** Opening Supplied data block **
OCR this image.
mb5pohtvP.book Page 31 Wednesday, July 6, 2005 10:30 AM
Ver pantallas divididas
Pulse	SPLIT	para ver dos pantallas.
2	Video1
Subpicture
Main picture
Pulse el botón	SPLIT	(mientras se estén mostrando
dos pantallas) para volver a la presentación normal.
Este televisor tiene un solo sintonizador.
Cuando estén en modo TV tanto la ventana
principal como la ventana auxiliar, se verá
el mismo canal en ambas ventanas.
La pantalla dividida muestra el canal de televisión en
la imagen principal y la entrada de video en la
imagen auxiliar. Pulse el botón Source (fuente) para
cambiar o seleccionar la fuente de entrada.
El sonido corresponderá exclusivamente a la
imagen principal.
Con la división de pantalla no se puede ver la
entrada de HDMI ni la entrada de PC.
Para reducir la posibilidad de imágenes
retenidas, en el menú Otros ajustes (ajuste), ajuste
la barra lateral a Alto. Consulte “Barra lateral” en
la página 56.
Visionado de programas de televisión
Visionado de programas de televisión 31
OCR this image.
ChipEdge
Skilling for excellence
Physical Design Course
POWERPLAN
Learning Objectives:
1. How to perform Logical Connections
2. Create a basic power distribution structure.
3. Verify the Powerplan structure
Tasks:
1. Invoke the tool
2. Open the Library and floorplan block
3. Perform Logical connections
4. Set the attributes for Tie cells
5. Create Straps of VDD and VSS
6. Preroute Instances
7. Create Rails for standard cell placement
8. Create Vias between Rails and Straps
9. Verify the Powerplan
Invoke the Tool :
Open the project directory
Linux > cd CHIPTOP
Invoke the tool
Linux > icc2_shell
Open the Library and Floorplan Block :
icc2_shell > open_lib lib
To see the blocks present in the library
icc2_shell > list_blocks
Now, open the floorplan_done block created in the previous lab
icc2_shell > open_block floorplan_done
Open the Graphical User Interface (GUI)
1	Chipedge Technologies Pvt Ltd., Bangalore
** Closing Supplied data block **
= Instructions to follow =
Write out all records exactly, keeping every detail.

= Your response =
OCR this image.
mb5pohtvP.book Page 31 Wednesday, July 6, 2005 10:30 AM
Ver pantallas divididas
Pulse	SPLIT	para ver dos pantallas.
2	Video1
Subpicture
Main picture
Pulse el botón	SPLIT	(mientras se estén mostrando
dos pantallas) para volver a la presentación normal.
Este televisor tiene un solo sintonizador.
Cuando estén en modo TV tanto la ventana
principal como la ventana auxiliar, se verá
el mismo canal en ambas ventanas.
La pantalla dividida muestra el canal de televisión en
la imagen principal y la entrada de video en la
imagen auxiliar. Pulse el botón Source (fuente) para
cambiar o seleccionar la fuente de entrada.
El sonido corresponderá exclusivamente a la
imagen principal.
Con la división de pantalla no se puede ver la
entrada de HDMI ni la entrada de PC.
Para reducir la posibilidad de imágenes
retenidas, en el menú Otros ajustes (ajuste), ajuste
la barra lateral a Alto. Consulte “Barra lateral” en
la página 56.
Visionado de programas de televisión
Visionado de programas de televisión 31
OCR this image.
ChipEdge
Skilling for excellence
Physical Design Course
POWERPLAN
Learning Objectives:
1. How to perform Logical Connections
2. Create a basic power distribution structure.
3. Verify the Powerplan structure
Tasks:
1. Invoke the tool
2. Open the Library and floorplan block
3. Perform Logical connections
4. Set the attributes for Tie cells
5. Create Straps of VDD and VSS
6. Preroute Instances
7. Create Rails for standard cell placement
8. Create Vias between Rails and Straps
9. Verify the Powerplan
Invoke the Tool :
Open the project directory
Linux > cd CHIPTOP
Invoke the tool
Linux > icc2_shell
Open the Library and Floorplan Block :
icc2_shell > open_lib lib
To see the blocks present in the library
icc2_shell > list_blocks
Now, open the floorplan_done block created in the previous lab
icc2_shell > open_block floorplan_done
Open the Graphical User Interface (GUI)
1	Chipedge Technologies Pvt Ltd., Bangalore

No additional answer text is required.